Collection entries
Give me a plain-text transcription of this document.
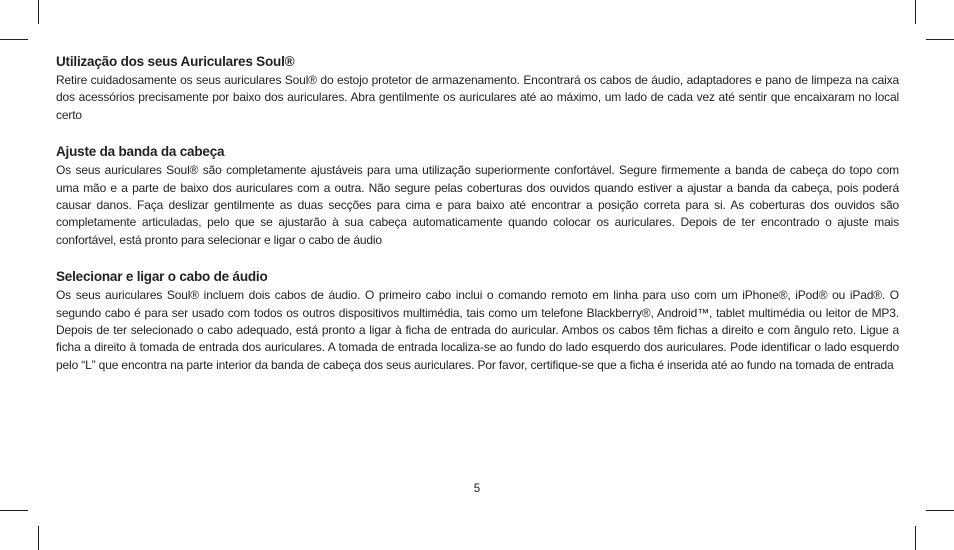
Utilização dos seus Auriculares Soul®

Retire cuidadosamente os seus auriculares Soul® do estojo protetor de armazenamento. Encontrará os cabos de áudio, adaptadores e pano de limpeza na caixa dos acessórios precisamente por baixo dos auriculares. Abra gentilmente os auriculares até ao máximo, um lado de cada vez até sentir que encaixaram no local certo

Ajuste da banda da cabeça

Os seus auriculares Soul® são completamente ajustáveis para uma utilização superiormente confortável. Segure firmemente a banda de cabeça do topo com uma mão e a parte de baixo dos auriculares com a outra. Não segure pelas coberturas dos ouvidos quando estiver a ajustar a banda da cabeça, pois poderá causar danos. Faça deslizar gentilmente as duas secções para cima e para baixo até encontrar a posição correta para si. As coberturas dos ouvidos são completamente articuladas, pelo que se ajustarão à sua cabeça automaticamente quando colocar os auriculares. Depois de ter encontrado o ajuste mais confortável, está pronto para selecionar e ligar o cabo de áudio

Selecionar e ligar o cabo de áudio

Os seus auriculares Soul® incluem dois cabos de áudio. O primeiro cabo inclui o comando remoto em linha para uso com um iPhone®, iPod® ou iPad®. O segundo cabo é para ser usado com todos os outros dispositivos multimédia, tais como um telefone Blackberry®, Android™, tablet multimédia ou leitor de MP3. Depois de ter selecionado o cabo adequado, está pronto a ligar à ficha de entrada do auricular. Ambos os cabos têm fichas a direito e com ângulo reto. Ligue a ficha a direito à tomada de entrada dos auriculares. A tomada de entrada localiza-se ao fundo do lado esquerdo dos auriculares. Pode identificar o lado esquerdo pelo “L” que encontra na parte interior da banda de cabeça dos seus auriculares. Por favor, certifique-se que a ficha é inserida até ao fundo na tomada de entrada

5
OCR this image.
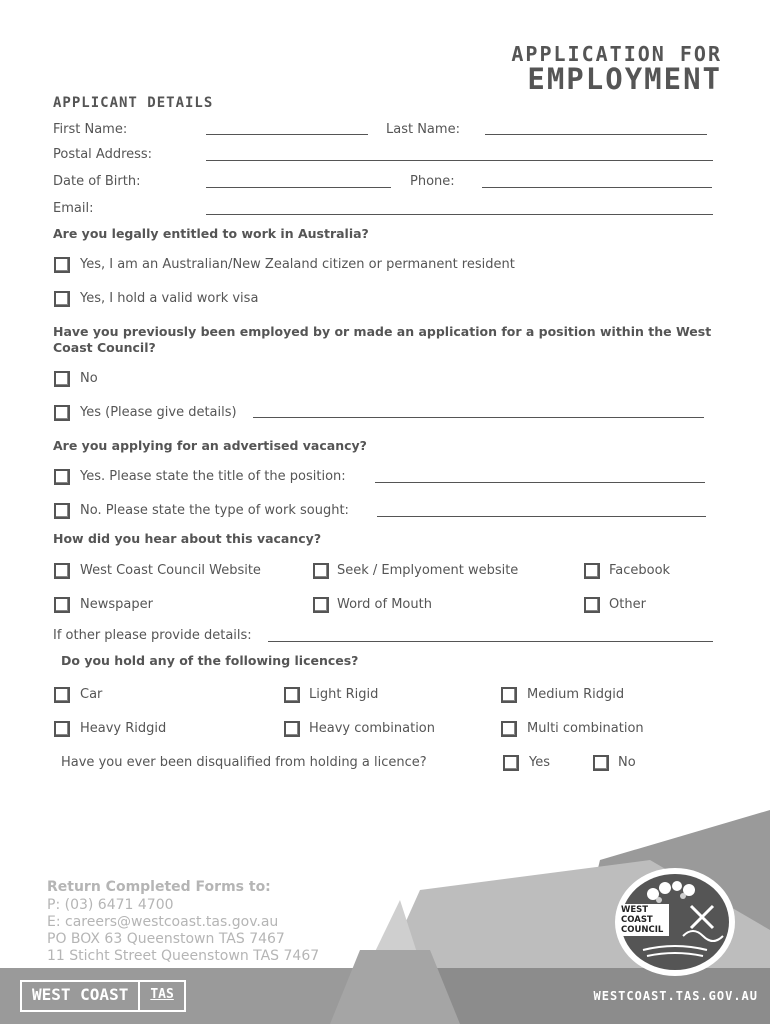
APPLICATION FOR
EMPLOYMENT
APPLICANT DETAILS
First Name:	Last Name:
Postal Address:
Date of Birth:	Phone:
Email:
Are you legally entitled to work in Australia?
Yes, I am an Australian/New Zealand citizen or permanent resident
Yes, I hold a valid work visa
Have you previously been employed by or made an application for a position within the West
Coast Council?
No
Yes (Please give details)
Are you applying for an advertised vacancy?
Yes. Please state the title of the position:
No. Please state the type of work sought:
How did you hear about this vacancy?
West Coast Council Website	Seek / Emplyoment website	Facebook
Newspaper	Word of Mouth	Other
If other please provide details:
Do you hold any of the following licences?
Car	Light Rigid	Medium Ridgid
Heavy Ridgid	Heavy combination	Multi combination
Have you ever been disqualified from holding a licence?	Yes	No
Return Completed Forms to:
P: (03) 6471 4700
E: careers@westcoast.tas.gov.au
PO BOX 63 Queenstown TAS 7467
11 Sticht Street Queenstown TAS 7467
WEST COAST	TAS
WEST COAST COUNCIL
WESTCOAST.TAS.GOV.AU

→ WHAT YOU HAVE TO DO
Every entry must be written out exactly, with all pictures left out.

→ RESPONSE
Give me a plain-text transcription of this document.
Utilização dos seus Auriculares Soul®

Retire cuidadosamente os seus auriculares Soul® do estojo protetor de armazenamento. Encontrará os cabos de áudio, adaptadores e pano de limpeza na caixa dos acessórios precisamente por baixo dos auriculares. Abra gentilmente os auriculares até ao máximo, um lado de cada vez até sentir que encaixaram no local certo

Ajuste da banda da cabeça

Os seus auriculares Soul® são completamente ajustáveis para uma utilização superiormente confortável. Segure firmemente a banda de cabeça do topo com uma mão e a parte de baixo dos auriculares com a outra. Não segure pelas coberturas dos ouvidos quando estiver a ajustar a banda da cabeça, pois poderá causar danos. Faça deslizar gentilmente as duas secções para cima e para baixo até encontrar a posição correta para si. As coberturas dos ouvidos são completamente articuladas, pelo que se ajustarão à sua cabeça automaticamente quando colocar os auriculares. Depois de ter encontrado o ajuste mais confortável, está pronto para selecionar e ligar o cabo de áudio

Selecionar e ligar o cabo de áudio

Os seus auriculares Soul® incluem dois cabos de áudio. O primeiro cabo inclui o comando remoto em linha para uso com um iPhone®, iPod® ou iPad®. O segundo cabo é para ser usado com todos os outros dispositivos multimédia, tais como um telefone Blackberry®, Android™, tablet multimédia ou leitor de MP3. Depois de ter selecionado o cabo adequado, está pronto a ligar à ficha de entrada do auricular. Ambos os cabos têm fichas a direito e com ângulo reto. Ligue a ficha a direito à tomada de entrada dos auriculares. A tomada de entrada localiza-se ao fundo do lado esquerdo dos auriculares. Pode identificar o lado esquerdo pelo “L” que encontra na parte interior da banda de cabeça dos seus auriculares. Por favor, certifique-se que a ficha é inserida até ao fundo na tomada de entrada

5
OCR this image.
APPLICATION FOR
EMPLOYMENT
APPLICANT DETAILS
First Name:	Last Name:
Postal Address:
Date of Birth:	Phone:
Email:
Are you legally entitled to work in Australia?
Yes, I am an Australian/New Zealand citizen or permanent resident
Yes, I hold a valid work visa
Have you previously been employed by or made an application for a position within the West
Coast Council?
No
Yes (Please give details)
Are you applying for an advertised vacancy?
Yes. Please state the title of the position:
No. Please state the type of work sought:
How did you hear about this vacancy?
West Coast Council Website	Seek / Emplyoment website	Facebook
Newspaper	Word of Mouth	Other
If other please provide details:
Do you hold any of the following licences?
Car	Light Rigid	Medium Ridgid
Heavy Ridgid	Heavy combination	Multi combination
Have you ever been disqualified from holding a licence?	Yes	No
Return Completed Forms to:
P: (03) 6471 4700
E: careers@westcoast.tas.gov.au
PO BOX 63 Queenstown TAS 7467
11 Sticht Street Queenstown TAS 7467
WEST COAST	TAS
WEST COAST COUNCIL
WESTCOAST.TAS.GOV.AU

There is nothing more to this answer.